WORK TO DO:
Return the material word for word. Do not include the pictures.

>> start

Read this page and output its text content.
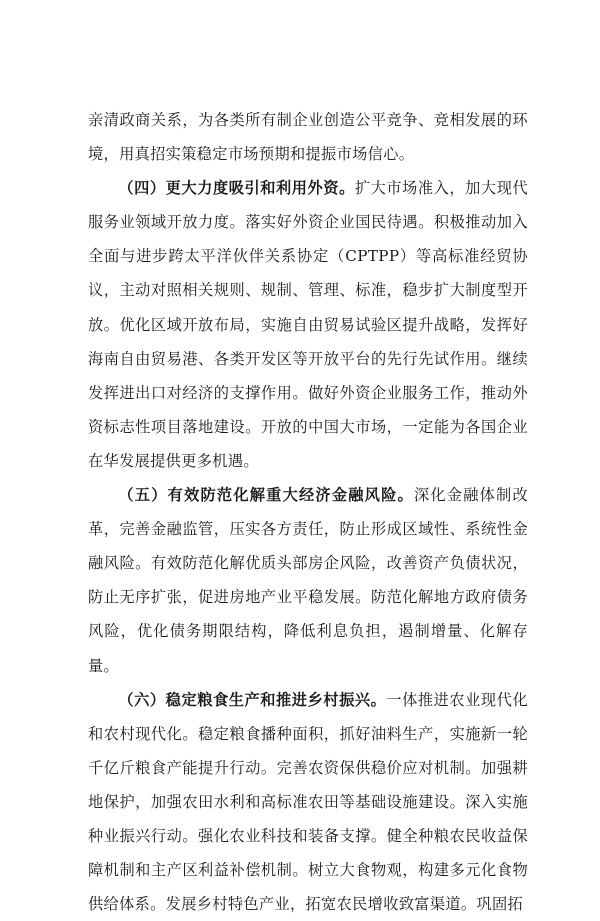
亲清政商关系，为各类所有制企业创造公平竞争、竞相发展的环境，用真招实策稳定市场预期和提振市场信心。

（四）更大力度吸引和利用外资。扩大市场准入，加大现代服务业领域开放力度。落实好外资企业国民待遇。积极推动加入全面与进步跨太平洋伙伴关系协定（CPTPP）等高标准经贸协议，主动对照相关规则、规制、管理、标准，稳步扩大制度型开放。优化区域开放布局，实施自由贸易试验区提升战略，发挥好海南自由贸易港、各类开发区等开放平台的先行先试作用。继续发挥进出口对经济的支撑作用。做好外资企业服务工作，推动外资标志性项目落地建设。开放的中国大市场，一定能为各国企业在华发展提供更多机遇。

（五）有效防范化解重大经济金融风险。深化金融体制改革，完善金融监管，压实各方责任，防止形成区域性、系统性金融风险。有效防范化解优质头部房企风险，改善资产负债状况，防止无序扩张，促进房地产业平稳发展。防范化解地方政府债务风险，优化债务期限结构，降低利息负担，遏制增量、化解存量。

（六）稳定粮食生产和推进乡村振兴。一体推进农业现代化和农村现代化。稳定粮食播种面积，抓好油料生产，实施新一轮千亿斤粮食产能提升行动。完善农资保供稳价应对机制。加强耕地保护，加强农田水利和高标准农田等基础设施建设。深入实施种业振兴行动。强化农业科技和装备支撑。健全种粮农民收益保障机制和主产区利益补偿机制。树立大食物观，构建多元化食物供给体系。发展乡村特色产业，拓宽农民增收致富渠道。巩固拓
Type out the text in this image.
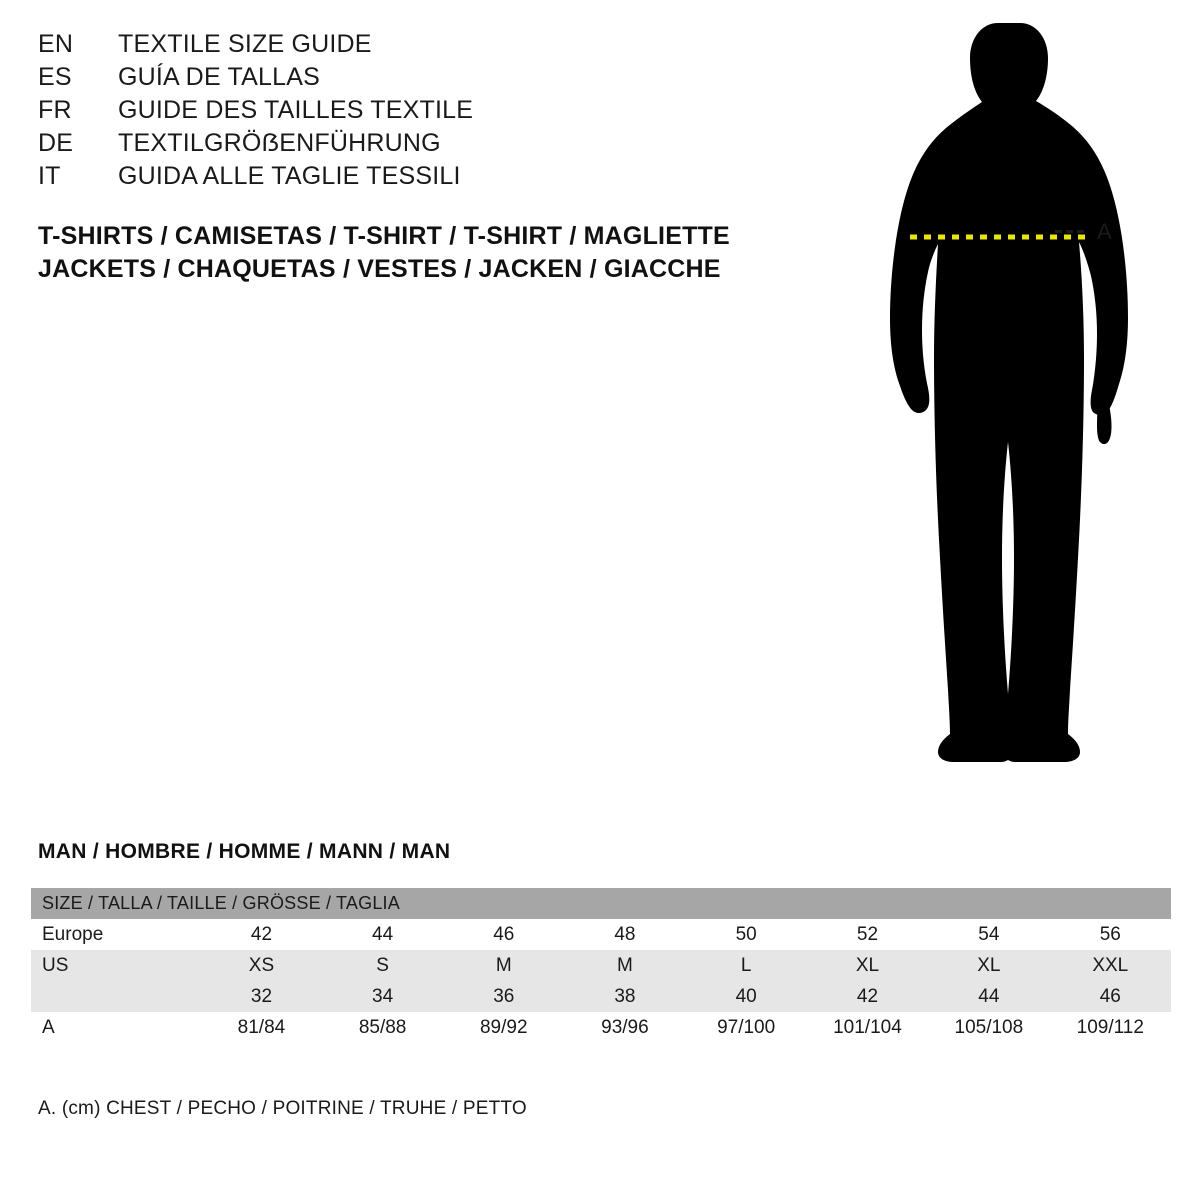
EN	TEXTILE SIZE GUIDE
ES	GUÍA DE TALLAS
FR	GUIDE DES TAILLES TEXTILE
DE	TEXTILGRÖẞENFÜHRUNG
IT	GUIDA ALLE TAGLIE TESSILI
T-SHIRTS / CAMISETAS / T-SHIRT / T-SHIRT / MAGLIETTE
JACKETS / CHAQUETAS / VESTES / JACKEN / GIACCHE
A
MAN / HOMBRE / HOMME / MANN / MAN
SIZE / TALLA / TAILLE / GRÖSSE / TAGLIA								
Europe	42	44	46	48	50	52	54	56
US	XS	S	M	M	L	XL	XL	XXL
	32	34	36	38	40	42	44	46
A	81/84	85/88	89/92	93/96	97/100	101/104	105/108	109/112
A. (cm) CHEST / PECHO / POITRINE / TRUHE / PETTO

>> end

PROBLEM SOLUTION:
Read this page and output its text content.
亲清政商关系，为各类所有制企业创造公平竞争、竞相发展的环境，用真招实策稳定市场预期和提振市场信心。

（四）更大力度吸引和利用外资。扩大市场准入，加大现代服务业领域开放力度。落实好外资企业国民待遇。积极推动加入全面与进步跨太平洋伙伴关系协定（CPTPP）等高标准经贸协议，主动对照相关规则、规制、管理、标准，稳步扩大制度型开放。优化区域开放布局，实施自由贸易试验区提升战略，发挥好海南自由贸易港、各类开发区等开放平台的先行先试作用。继续发挥进出口对经济的支撑作用。做好外资企业服务工作，推动外资标志性项目落地建设。开放的中国大市场，一定能为各国企业在华发展提供更多机遇。

（五）有效防范化解重大经济金融风险。深化金融体制改革，完善金融监管，压实各方责任，防止形成区域性、系统性金融风险。有效防范化解优质头部房企风险，改善资产负债状况，防止无序扩张，促进房地产业平稳发展。防范化解地方政府债务风险，优化债务期限结构，降低利息负担，遏制增量、化解存量。

（六）稳定粮食生产和推进乡村振兴。一体推进农业现代化和农村现代化。稳定粮食播种面积，抓好油料生产，实施新一轮千亿斤粮食产能提升行动。完善农资保供稳价应对机制。加强耕地保护，加强农田水利和高标准农田等基础设施建设。深入实施种业振兴行动。强化农业科技和装备支撑。健全种粮农民收益保障机制和主产区利益补偿机制。树立大食物观，构建多元化食物供给体系。发展乡村特色产业，拓宽农民增收致富渠道。巩固拓
Type out the text in this image.
EN	TEXTILE SIZE GUIDE
ES	GUÍA DE TALLAS
FR	GUIDE DES TAILLES TEXTILE
DE	TEXTILGRÖẞENFÜHRUNG
IT	GUIDA ALLE TAGLIE TESSILI
T-SHIRTS / CAMISETAS / T-SHIRT / T-SHIRT / MAGLIETTE
JACKETS / CHAQUETAS / VESTES / JACKEN / GIACCHE
A
MAN / HOMBRE / HOMME / MANN / MAN
SIZE / TALLA / TAILLE / GRÖSSE / TAGLIA								
Europe	42	44	46	48	50	52	54	56
US	XS	S	M	M	L	XL	XL	XXL
	32	34	36	38	40	42	44	46
A	81/84	85/88	89/92	93/96	97/100	101/104	105/108	109/112
A. (cm) CHEST / PECHO / POITRINE / TRUHE / PETTO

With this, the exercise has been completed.